Work instructions:
Select all lines holding the word "Announces" from the entries that follow.

[Collected data entries]
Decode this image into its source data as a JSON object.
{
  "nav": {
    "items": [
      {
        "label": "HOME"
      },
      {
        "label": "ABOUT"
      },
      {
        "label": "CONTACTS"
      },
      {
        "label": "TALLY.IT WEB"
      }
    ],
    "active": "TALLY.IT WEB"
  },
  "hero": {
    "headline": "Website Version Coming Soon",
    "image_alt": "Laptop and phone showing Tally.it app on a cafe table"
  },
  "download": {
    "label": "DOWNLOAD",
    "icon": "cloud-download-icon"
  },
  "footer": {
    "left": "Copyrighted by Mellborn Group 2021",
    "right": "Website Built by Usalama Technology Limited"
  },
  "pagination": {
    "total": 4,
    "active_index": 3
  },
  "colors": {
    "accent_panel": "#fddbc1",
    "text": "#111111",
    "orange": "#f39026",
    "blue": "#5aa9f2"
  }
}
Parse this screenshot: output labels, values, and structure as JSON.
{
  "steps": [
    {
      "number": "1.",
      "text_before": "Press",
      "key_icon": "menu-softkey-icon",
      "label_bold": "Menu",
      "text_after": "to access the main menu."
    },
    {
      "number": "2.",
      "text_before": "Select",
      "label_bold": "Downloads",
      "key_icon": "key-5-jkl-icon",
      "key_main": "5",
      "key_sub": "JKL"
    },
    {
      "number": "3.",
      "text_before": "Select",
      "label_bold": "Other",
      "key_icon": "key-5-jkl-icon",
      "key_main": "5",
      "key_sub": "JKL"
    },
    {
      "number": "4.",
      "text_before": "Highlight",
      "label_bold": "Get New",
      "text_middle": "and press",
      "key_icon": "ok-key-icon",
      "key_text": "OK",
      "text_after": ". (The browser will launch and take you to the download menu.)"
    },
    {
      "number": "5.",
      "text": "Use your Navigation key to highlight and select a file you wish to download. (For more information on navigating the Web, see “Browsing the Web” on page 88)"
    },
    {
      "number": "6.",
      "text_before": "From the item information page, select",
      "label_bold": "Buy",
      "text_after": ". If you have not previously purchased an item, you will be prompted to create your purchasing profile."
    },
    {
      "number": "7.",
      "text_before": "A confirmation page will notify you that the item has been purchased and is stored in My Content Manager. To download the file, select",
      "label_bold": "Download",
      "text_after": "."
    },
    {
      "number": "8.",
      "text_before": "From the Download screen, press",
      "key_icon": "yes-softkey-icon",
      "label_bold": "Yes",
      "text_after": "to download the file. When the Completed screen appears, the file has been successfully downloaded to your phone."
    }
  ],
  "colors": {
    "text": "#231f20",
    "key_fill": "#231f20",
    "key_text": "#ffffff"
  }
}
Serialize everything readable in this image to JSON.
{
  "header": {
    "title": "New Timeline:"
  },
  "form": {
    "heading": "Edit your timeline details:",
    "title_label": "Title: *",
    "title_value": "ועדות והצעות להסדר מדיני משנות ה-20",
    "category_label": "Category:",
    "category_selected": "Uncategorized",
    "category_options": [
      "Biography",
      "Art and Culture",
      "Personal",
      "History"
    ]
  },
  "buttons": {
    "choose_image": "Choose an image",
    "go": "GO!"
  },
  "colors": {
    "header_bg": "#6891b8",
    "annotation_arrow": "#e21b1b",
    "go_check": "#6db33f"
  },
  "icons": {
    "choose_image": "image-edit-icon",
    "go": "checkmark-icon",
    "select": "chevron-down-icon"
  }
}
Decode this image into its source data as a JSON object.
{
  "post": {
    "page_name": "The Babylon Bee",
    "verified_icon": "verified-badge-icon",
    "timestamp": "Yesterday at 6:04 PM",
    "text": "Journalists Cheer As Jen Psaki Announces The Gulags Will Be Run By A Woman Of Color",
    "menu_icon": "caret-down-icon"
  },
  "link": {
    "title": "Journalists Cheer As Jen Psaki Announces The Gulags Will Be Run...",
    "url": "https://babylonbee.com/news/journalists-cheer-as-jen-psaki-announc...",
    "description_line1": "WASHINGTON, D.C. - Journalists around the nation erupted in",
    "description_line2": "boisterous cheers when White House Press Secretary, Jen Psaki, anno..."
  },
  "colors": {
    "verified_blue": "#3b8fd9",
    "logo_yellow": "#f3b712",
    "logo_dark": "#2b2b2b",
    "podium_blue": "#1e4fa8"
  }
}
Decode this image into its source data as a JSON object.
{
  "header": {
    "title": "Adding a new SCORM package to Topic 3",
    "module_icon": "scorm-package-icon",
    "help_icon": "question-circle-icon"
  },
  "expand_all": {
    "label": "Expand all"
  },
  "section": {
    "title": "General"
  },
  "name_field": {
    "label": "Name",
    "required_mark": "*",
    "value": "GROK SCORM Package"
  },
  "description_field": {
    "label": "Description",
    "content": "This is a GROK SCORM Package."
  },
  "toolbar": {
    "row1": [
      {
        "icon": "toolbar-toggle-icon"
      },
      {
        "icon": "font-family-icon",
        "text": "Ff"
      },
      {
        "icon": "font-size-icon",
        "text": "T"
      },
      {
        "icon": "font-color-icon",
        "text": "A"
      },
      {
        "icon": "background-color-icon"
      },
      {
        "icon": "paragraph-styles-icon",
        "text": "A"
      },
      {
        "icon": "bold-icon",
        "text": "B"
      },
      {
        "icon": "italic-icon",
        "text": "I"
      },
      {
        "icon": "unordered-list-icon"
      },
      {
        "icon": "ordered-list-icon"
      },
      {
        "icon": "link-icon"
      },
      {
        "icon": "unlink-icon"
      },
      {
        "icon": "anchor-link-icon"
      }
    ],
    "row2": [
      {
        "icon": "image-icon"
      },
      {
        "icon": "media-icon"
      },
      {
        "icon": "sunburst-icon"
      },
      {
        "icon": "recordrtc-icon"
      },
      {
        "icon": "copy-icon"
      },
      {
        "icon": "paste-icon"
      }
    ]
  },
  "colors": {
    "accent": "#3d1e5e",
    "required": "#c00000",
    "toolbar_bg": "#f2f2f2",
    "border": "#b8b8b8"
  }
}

Result:
    "text": "Journalists Cheer As Jen Psaki Announces The Gulags Will Be Run By A Woman Of Color",
    "title": "Journalists Cheer As Jen Psaki Announces The Gulags Will Be Run...",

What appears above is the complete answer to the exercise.